- _WHAT YOU WILL DO_:
Extract all of the data and reproduce it precisely.

Dataset records:
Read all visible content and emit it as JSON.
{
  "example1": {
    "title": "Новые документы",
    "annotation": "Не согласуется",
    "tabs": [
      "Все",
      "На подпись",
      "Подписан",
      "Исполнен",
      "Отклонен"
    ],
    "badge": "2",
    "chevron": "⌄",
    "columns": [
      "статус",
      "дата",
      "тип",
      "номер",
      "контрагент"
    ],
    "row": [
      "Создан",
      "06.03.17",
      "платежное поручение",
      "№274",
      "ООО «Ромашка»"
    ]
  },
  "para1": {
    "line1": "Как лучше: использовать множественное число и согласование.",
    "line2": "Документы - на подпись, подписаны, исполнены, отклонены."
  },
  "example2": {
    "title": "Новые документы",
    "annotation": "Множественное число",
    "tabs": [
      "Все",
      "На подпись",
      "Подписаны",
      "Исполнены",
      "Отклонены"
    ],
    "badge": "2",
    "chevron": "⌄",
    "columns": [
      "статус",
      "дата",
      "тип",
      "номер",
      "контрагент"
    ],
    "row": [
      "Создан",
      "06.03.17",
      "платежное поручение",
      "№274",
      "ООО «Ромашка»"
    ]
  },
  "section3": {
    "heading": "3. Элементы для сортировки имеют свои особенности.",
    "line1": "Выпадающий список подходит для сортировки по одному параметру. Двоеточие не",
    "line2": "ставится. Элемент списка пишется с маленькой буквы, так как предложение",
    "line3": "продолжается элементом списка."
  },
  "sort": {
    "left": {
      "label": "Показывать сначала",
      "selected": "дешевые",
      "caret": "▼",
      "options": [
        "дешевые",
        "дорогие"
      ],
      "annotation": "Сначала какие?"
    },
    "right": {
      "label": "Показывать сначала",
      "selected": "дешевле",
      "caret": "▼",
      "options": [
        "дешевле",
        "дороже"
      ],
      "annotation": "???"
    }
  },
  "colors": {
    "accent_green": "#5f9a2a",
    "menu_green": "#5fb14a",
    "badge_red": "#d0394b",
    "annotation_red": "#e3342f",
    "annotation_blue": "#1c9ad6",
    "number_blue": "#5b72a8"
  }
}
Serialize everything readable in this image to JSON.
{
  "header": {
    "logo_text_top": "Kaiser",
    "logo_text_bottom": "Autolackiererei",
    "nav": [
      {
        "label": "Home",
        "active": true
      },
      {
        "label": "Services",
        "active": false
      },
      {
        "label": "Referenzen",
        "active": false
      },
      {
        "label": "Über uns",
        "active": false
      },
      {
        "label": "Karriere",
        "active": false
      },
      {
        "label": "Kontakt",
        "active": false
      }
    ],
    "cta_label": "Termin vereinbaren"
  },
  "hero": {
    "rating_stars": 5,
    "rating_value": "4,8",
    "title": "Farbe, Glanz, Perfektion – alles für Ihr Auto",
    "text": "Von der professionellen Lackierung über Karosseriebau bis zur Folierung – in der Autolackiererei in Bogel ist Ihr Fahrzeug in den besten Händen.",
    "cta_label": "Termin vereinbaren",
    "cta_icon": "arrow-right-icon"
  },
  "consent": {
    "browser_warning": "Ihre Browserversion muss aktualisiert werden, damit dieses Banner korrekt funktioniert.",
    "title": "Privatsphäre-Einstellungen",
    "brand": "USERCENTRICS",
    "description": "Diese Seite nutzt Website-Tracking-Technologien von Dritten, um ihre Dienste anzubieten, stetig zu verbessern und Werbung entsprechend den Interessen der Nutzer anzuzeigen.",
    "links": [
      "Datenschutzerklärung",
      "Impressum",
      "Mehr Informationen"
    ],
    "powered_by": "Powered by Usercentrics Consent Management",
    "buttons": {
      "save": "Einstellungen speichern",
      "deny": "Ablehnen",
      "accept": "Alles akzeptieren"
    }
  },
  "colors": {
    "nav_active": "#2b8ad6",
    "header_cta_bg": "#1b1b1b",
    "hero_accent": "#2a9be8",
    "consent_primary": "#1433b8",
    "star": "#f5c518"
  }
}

- _COMPLETE RESPONSE_:
Read all visible content and emit it as JSON.
{
  "example1": {
    "title": "Новые документы",
    "annotation": "Не согласуется",
    "tabs": [
      "Все",
      "На подпись",
      "Подписан",
      "Исполнен",
      "Отклонен"
    ],
    "badge": "2",
    "chevron": "⌄",
    "columns": [
      "статус",
      "дата",
      "тип",
      "номер",
      "контрагент"
    ],
    "row": [
      "Создан",
      "06.03.17",
      "платежное поручение",
      "№274",
      "ООО «Ромашка»"
    ]
  },
  "para1": {
    "line1": "Как лучше: использовать множественное число и согласование.",
    "line2": "Документы - на подпись, подписаны, исполнены, отклонены."
  },
  "example2": {
    "title": "Новые документы",
    "annotation": "Множественное число",
    "tabs": [
      "Все",
      "На подпись",
      "Подписаны",
      "Исполнены",
      "Отклонены"
    ],
    "badge": "2",
    "chevron": "⌄",
    "columns": [
      "статус",
      "дата",
      "тип",
      "номер",
      "контрагент"
    ],
    "row": [
      "Создан",
      "06.03.17",
      "платежное поручение",
      "№274",
      "ООО «Ромашка»"
    ]
  },
  "section3": {
    "heading": "3. Элементы для сортировки имеют свои особенности.",
    "line1": "Выпадающий список подходит для сортировки по одному параметру. Двоеточие не",
    "line2": "ставится. Элемент списка пишется с маленькой буквы, так как предложение",
    "line3": "продолжается элементом списка."
  },
  "sort": {
    "left": {
      "label": "Показывать сначала",
      "selected": "дешевые",
      "caret": "▼",
      "options": [
        "дешевые",
        "дорогие"
      ],
      "annotation": "Сначала какие?"
    },
    "right": {
      "label": "Показывать сначала",
      "selected": "дешевле",
      "caret": "▼",
      "options": [
        "дешевле",
        "дороже"
      ],
      "annotation": "???"
    }
  },
  "colors": {
    "accent_green": "#5f9a2a",
    "menu_green": "#5fb14a",
    "badge_red": "#d0394b",
    "annotation_red": "#e3342f",
    "annotation_blue": "#1c9ad6",
    "number_blue": "#5b72a8"
  }
}
Serialize everything readable in this image to JSON.
{
  "header": {
    "logo_text_top": "Kaiser",
    "logo_text_bottom": "Autolackiererei",
    "nav": [
      {
        "label": "Home",
        "active": true
      },
      {
        "label": "Services",
        "active": false
      },
      {
        "label": "Referenzen",
        "active": false
      },
      {
        "label": "Über uns",
        "active": false
      },
      {
        "label": "Karriere",
        "active": false
      },
      {
        "label": "Kontakt",
        "active": false
      }
    ],
    "cta_label": "Termin vereinbaren"
  },
  "hero": {
    "rating_stars": 5,
    "rating_value": "4,8",
    "title": "Farbe, Glanz, Perfektion – alles für Ihr Auto",
    "text": "Von der professionellen Lackierung über Karosseriebau bis zur Folierung – in der Autolackiererei in Bogel ist Ihr Fahrzeug in den besten Händen.",
    "cta_label": "Termin vereinbaren",
    "cta_icon": "arrow-right-icon"
  },
  "consent": {
    "browser_warning": "Ihre Browserversion muss aktualisiert werden, damit dieses Banner korrekt funktioniert.",
    "title": "Privatsphäre-Einstellungen",
    "brand": "USERCENTRICS",
    "description": "Diese Seite nutzt Website-Tracking-Technologien von Dritten, um ihre Dienste anzubieten, stetig zu verbessern und Werbung entsprechend den Interessen der Nutzer anzuzeigen.",
    "links": [
      "Datenschutzerklärung",
      "Impressum",
      "Mehr Informationen"
    ],
    "powered_by": "Powered by Usercentrics Consent Management",
    "buttons": {
      "save": "Einstellungen speichern",
      "deny": "Ablehnen",
      "accept": "Alles akzeptieren"
    }
  },
  "colors": {
    "nav_active": "#2b8ad6",
    "header_cta_bg": "#1b1b1b",
    "hero_accent": "#2a9be8",
    "consent_primary": "#1433b8",
    "star": "#f5c518"
  }
}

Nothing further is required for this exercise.